# Textblock
----------------

Online-Gschichtl Nr. 100

Pannonisches "Negerdorf" und Ökosiedlung par excellence

Zum Jubiläum des 100. Online-Gschichtls steht mit der Mannersdorfer Werksiedlung der ehem. Perlmooser Zementfabrik diesmal ein wichtiges Beispiel der österreichischen Nachkriegsarchitektur im Fokus. Beim Bau im Jahr 1952 als „grobe Verunstaltung“ geschmäht, war die von Architekt Roland Rainer errichtete Siedlung – wie Ava Pelnöcker und Helga Kusolitsch in zwei Teilen berichten – sowohl beliebte Wohnadresse als auch Anziehungspunkt für architekturinteressiertes Publikum.

----------------

# Aufgaben
a - Zitieren Sie bitte wörtlich aus dem Textblock: Beginnen Sie bei den Worten „Online-Gschichtl Nr. 100“ und hören Sie nach „für architekturinteressiertes Publikum.“ auf.
b - Beantworten Sie anhand des Textblocks kurz:
(i) Welche Nummer trägt dieses Online-Gschichtl?
(ii) In welchem Jahr wurde die Werksiedlung gebaut?
(iii) Welcher Architekt hat die Siedlung errichtet?
Das Material unten wird nicht benötigt.

# Aufgelistete Einträge

----------------

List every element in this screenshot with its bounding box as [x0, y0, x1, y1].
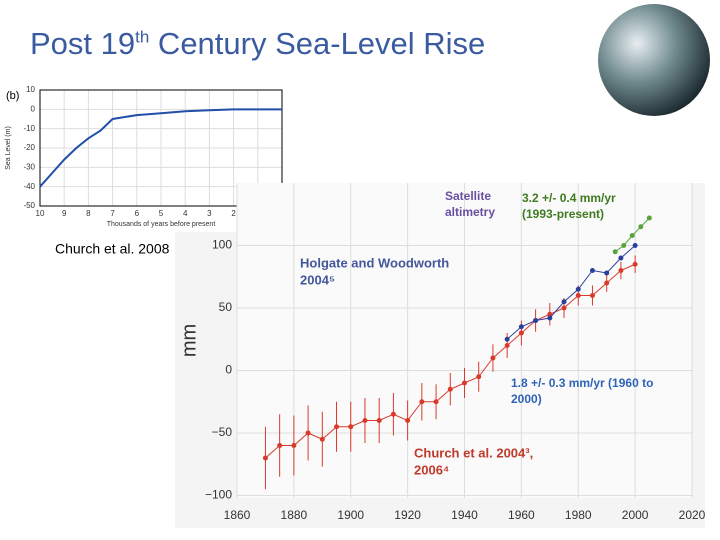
data-point: [632, 261, 638, 267]
x-tick-label: 6: [135, 209, 140, 218]
annotation: 2000): [511, 392, 542, 406]
data-point: [604, 280, 610, 286]
y-tick-label: 50: [219, 300, 233, 314]
data-point: [362, 418, 368, 423]
annotation: 2004⁵: [300, 272, 335, 287]
data-point: [589, 293, 595, 298]
data-point: [476, 374, 482, 380]
annotation: 2006⁴: [414, 462, 449, 477]
x-axis-label: Thousands of years before present: [107, 221, 216, 228]
x-tick-label: 1920: [394, 508, 421, 522]
data-point: [575, 286, 581, 292]
data-point: [561, 305, 567, 311]
x-tick-label: 1900: [337, 508, 364, 522]
y-tick-label: −50: [212, 425, 233, 439]
slide-title: Post 19th Century Sea-Level Rise: [30, 26, 485, 62]
data-point: [334, 424, 340, 430]
data-point: [646, 215, 652, 221]
y-tick-label: -20: [23, 143, 35, 152]
x-tick-label: 1980: [565, 508, 592, 522]
caption: Church et al. 2008: [55, 241, 170, 257]
y-axis-label: mm: [178, 324, 200, 357]
y-tick-label: -30: [23, 162, 35, 171]
data-point: [504, 343, 510, 348]
annotation: 1.8 +/- 0.3 mm/yr (1960 to: [511, 376, 653, 390]
data-point: [462, 380, 467, 386]
x-tick-label: 7: [110, 209, 115, 218]
data-point: [291, 443, 297, 448]
data-point: [262, 455, 268, 461]
x-tick-label: 2: [231, 209, 236, 218]
data-point: [419, 399, 425, 405]
y-tick-label: -40: [23, 182, 35, 191]
data-point: [547, 311, 553, 317]
data-point: [433, 399, 439, 405]
title-sup: th: [135, 27, 150, 47]
data-point: [612, 249, 618, 255]
data-point: [277, 443, 283, 448]
title-text: Post 19: [30, 26, 136, 61]
data-point: [618, 255, 624, 261]
x-tick-label: 2020: [679, 508, 706, 522]
data-point: [589, 268, 595, 273]
data-point: [390, 411, 396, 417]
data-point: [490, 355, 496, 361]
y-tick-label: 0: [31, 104, 36, 113]
data-point: [504, 336, 510, 342]
data-point: [405, 418, 411, 423]
x-tick-label: 2000: [622, 508, 649, 522]
globe: [598, 4, 710, 116]
x-tick-label: 3: [207, 209, 212, 218]
x-tick-label: 1960: [508, 508, 535, 522]
series-line: [39, 108, 282, 188]
x-tick-label: 1940: [451, 508, 478, 522]
data-point: [618, 268, 624, 273]
annotation: (1993-present): [522, 207, 604, 221]
panel-label: (b): [6, 90, 19, 102]
y-tick-label: 10: [26, 85, 35, 94]
data-point: [632, 243, 638, 248]
data-point: [604, 270, 610, 276]
data-point: [348, 424, 354, 430]
data-point: [447, 386, 453, 392]
data-point: [518, 324, 524, 330]
y-tick-label: 0: [225, 363, 232, 377]
y-tick-label: -10: [23, 124, 35, 133]
plot-frame: [39, 89, 283, 207]
series-line: [506, 245, 636, 340]
data-point: [621, 243, 627, 248]
data-point: [575, 293, 581, 298]
data-point: [305, 430, 311, 436]
y-axis-label: Sea Level (m): [5, 126, 12, 170]
x-tick-label: 10: [36, 209, 45, 218]
data-point: [376, 418, 382, 423]
annotation: altimetry: [445, 205, 495, 219]
annotation: Church et al. 2004³,: [414, 445, 533, 460]
annotation: 3.2 +/- 0.4 mm/yr: [522, 191, 616, 205]
data-point: [547, 315, 553, 321]
x-tick-label: 1880: [281, 508, 308, 522]
data-point: [561, 299, 567, 305]
annotation: Satellite: [445, 189, 491, 203]
y-tick-label: −100: [205, 488, 232, 502]
annotation: Holgate and Woodworth: [300, 255, 449, 270]
x-tick-label: 9: [62, 209, 67, 218]
title-text: Century Sea-Level Rise: [149, 26, 486, 61]
y-tick-label: 100: [212, 238, 232, 252]
x-tick-label: 1860: [224, 508, 251, 522]
x-tick-label: 5: [159, 209, 164, 218]
x-tick-label: 8: [86, 209, 91, 218]
data-point: [533, 318, 539, 323]
data-point: [629, 233, 635, 238]
y-tick-label: -50: [23, 201, 35, 210]
data-point: [638, 224, 644, 230]
data-point: [319, 436, 325, 442]
data-point: [518, 330, 524, 336]
x-tick-label: 4: [183, 209, 188, 218]
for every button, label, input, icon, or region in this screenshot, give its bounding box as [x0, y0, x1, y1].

----------------

# Lösungen
a -
Online-Gschichtl Nr. 100

Pannonisches "Negerdorf" und Ökosiedlung par excellence

Zum Jubiläum des 100. Online-Gschichtls steht mit der Mannersdorfer Werksiedlung der ehem. Perlmooser Zementfabrik diesmal ein wichtiges Beispiel der österreichischen Nachkriegsarchitektur im Fokus. Beim Bau im Jahr 1952 als „grobe Verunstaltung“ geschmäht, war die von Architekt Roland Rainer errichtete Siedlung – wie Ava Pelnöcker und Helga Kusolitsch in zwei Teilen berichten – sowohl beliebte Wohnadresse als auch Anziehungspunkt für architekturinteressiertes Publikum.

b -
(i) Nr. 100
(ii) 1952
(iii) Roland Rainer